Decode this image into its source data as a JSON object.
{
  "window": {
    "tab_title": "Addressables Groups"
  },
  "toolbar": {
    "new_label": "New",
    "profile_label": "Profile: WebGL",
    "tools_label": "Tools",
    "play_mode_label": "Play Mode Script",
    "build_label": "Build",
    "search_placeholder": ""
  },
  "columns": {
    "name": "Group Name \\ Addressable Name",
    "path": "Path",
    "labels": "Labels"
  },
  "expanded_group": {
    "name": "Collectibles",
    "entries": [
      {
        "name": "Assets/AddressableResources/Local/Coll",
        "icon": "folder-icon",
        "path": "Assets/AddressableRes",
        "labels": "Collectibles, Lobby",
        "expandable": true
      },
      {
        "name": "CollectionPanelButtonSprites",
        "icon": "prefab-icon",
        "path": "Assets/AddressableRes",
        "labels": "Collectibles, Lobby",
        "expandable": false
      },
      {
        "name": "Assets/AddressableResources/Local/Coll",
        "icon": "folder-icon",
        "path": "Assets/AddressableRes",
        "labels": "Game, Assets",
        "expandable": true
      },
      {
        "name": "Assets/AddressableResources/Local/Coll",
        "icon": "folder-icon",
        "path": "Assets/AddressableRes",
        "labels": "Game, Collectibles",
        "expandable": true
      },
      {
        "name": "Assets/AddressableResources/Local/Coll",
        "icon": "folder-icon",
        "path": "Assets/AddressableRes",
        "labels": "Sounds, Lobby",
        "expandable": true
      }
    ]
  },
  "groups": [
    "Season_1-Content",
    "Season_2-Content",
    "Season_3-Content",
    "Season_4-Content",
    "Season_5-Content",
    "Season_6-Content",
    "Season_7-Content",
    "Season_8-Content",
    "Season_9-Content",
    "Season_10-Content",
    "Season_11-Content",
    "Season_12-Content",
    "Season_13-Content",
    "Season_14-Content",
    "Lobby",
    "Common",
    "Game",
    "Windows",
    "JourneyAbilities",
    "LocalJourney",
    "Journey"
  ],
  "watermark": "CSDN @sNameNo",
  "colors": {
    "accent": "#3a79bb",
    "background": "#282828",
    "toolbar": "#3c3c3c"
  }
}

---

REQUIREMENTS
Which lines hold the string "Collectibles"? Copy all of them from the data above.

FULL SOLUTION
    "name": "Collectibles",
        "labels": "Collectibles, Lobby",
        "labels": "Collectibles, Lobby",
        "labels": "Game, Collectibles",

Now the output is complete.